(Collected data entries)
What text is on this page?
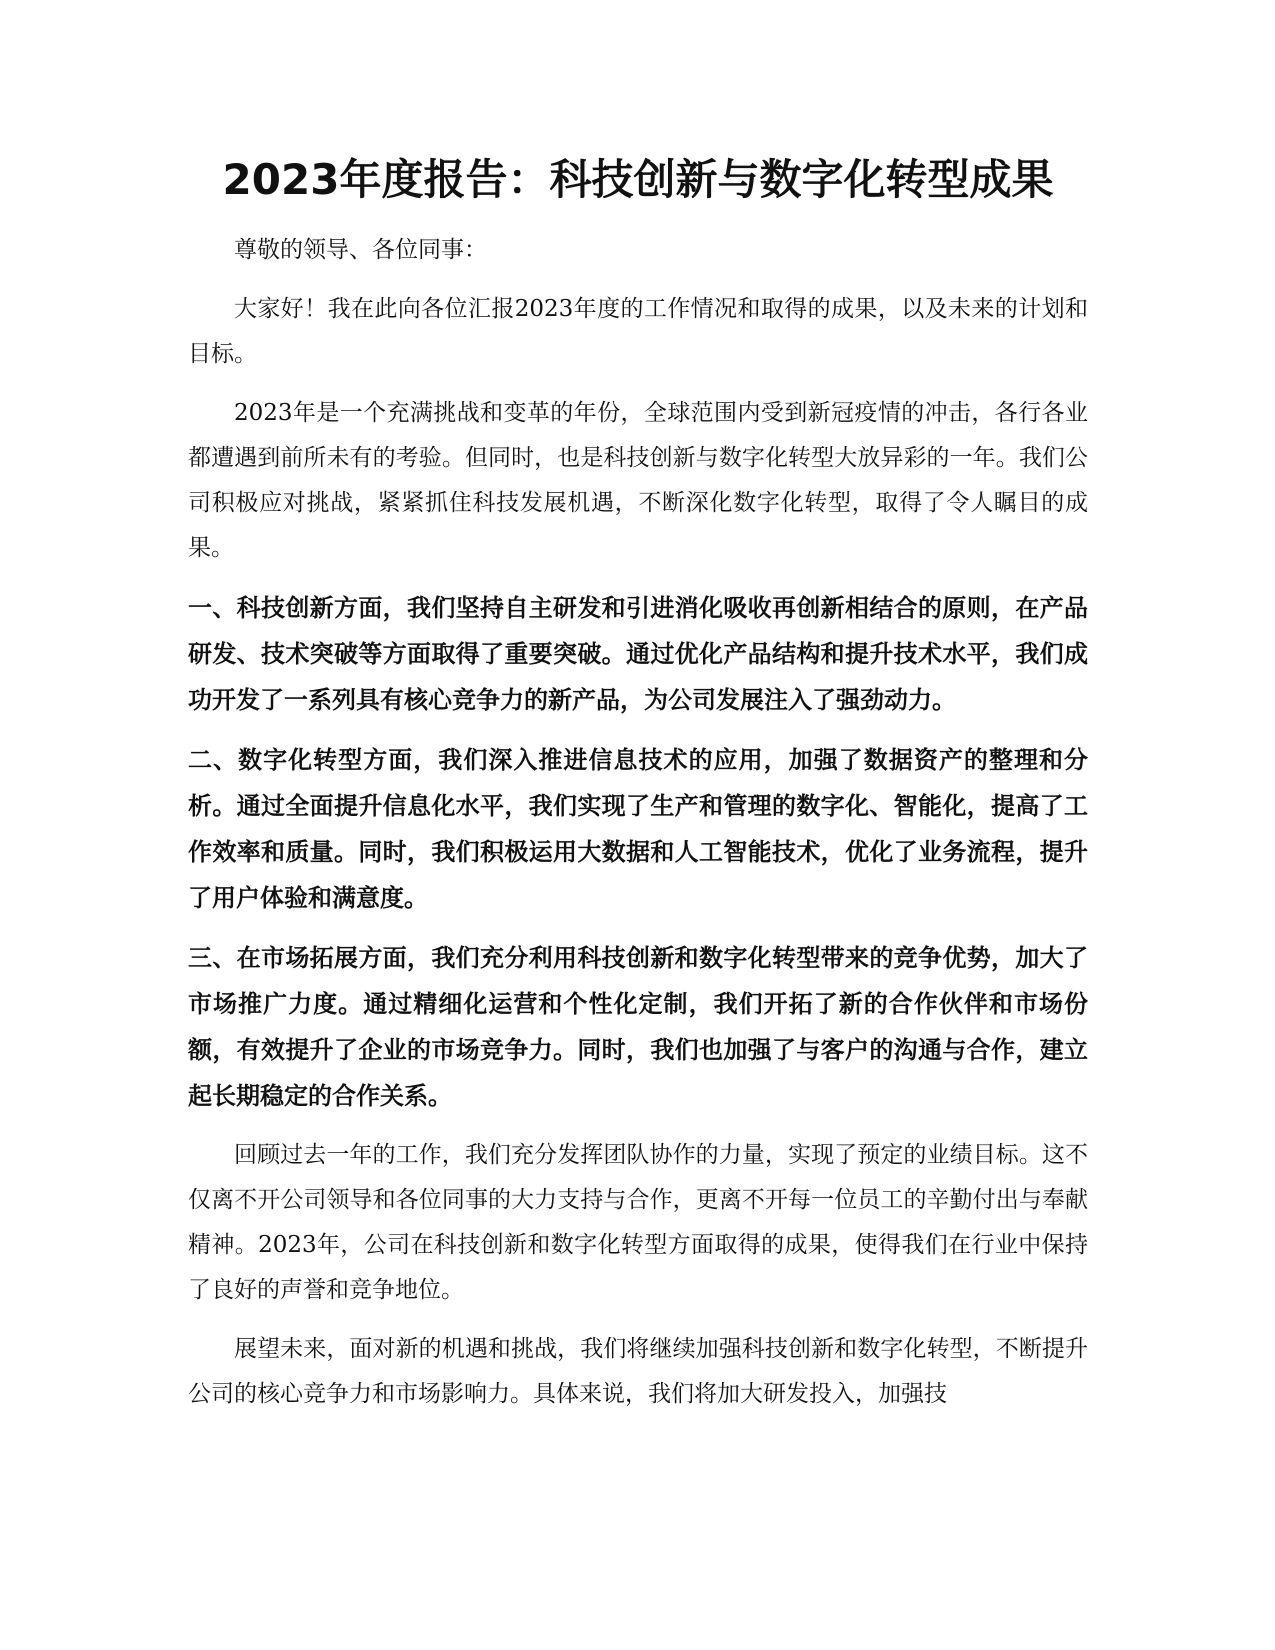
2023年度报告：科技创新与数字化转型成果

尊敬的领导、各位同事：

大家好！我在此向各位汇报2023年度的工作情况和取得的成果，以及未来的计划和目标。

2023年是一个充满挑战和变革的年份，全球范围内受到新冠疫情的冲击，各行各业都遭遇到前所未有的考验。但同时，也是科技创新与数字化转型大放异彩的一年。我们公司积极应对挑战，紧紧抓住科技发展机遇，不断深化数字化转型，取得了令人瞩目的成果。

一、科技创新方面，我们坚持自主研发和引进消化吸收再创新相结合的原则，在产品研发、技术突破等方面取得了重要突破。通过优化产品结构和提升技术水平，我们成功开发了一系列具有核心竞争力的新产品，为公司发展注入了强劲动力。

二、数字化转型方面，我们深入推进信息技术的应用，加强了数据资产的整理和分析。通过全面提升信息化水平，我们实现了生产和管理的数字化、智能化，提高了工作效率和质量。同时，我们积极运用大数据和人工智能技术，优化了业务流程，提升了用户体验和满意度。

三、在市场拓展方面，我们充分利用科技创新和数字化转型带来的竞争优势，加大了市场推广力度。通过精细化运营和个性化定制，我们开拓了新的合作伙伴和市场份额，有效提升了企业的市场竞争力。同时，我们也加强了与客户的沟通与合作，建立起长期稳定的合作关系。

回顾过去一年的工作，我们充分发挥团队协作的力量，实现了预定的业绩目标。这不仅离不开公司领导和各位同事的大力支持与合作，更离不开每一位员工的辛勤付出与奉献精神。2023年，公司在科技创新和数字化转型方面取得的成果，使得我们在行业中保持了良好的声誉和竞争地位。

展望未来，面对新的机遇和挑战，我们将继续加强科技创新和数字化转型，不断提升公司的核心竞争力和市场影响力。具体来说，我们将加大研发投入，加强技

• _Stated problem_: Write out every line above exactly as it is, leaving out the pictures.

• _Complete output_:
What text is on this page?
2023年度报告：科技创新与数字化转型成果

尊敬的领导、各位同事：

大家好！我在此向各位汇报2023年度的工作情况和取得的成果，以及未来的计划和目标。

2023年是一个充满挑战和变革的年份，全球范围内受到新冠疫情的冲击，各行各业都遭遇到前所未有的考验。但同时，也是科技创新与数字化转型大放异彩的一年。我们公司积极应对挑战，紧紧抓住科技发展机遇，不断深化数字化转型，取得了令人瞩目的成果。

一、科技创新方面，我们坚持自主研发和引进消化吸收再创新相结合的原则，在产品研发、技术突破等方面取得了重要突破。通过优化产品结构和提升技术水平，我们成功开发了一系列具有核心竞争力的新产品，为公司发展注入了强劲动力。

二、数字化转型方面，我们深入推进信息技术的应用，加强了数据资产的整理和分析。通过全面提升信息化水平，我们实现了生产和管理的数字化、智能化，提高了工作效率和质量。同时，我们积极运用大数据和人工智能技术，优化了业务流程，提升了用户体验和满意度。

三、在市场拓展方面，我们充分利用科技创新和数字化转型带来的竞争优势，加大了市场推广力度。通过精细化运营和个性化定制，我们开拓了新的合作伙伴和市场份额，有效提升了企业的市场竞争力。同时，我们也加强了与客户的沟通与合作，建立起长期稳定的合作关系。

回顾过去一年的工作，我们充分发挥团队协作的力量，实现了预定的业绩目标。这不仅离不开公司领导和各位同事的大力支持与合作，更离不开每一位员工的辛勤付出与奉献精神。2023年，公司在科技创新和数字化转型方面取得的成果，使得我们在行业中保持了良好的声誉和竞争地位。

展望未来，面对新的机遇和挑战，我们将继续加强科技创新和数字化转型，不断提升公司的核心竞争力和市场影响力。具体来说，我们将加大研发投入，加强技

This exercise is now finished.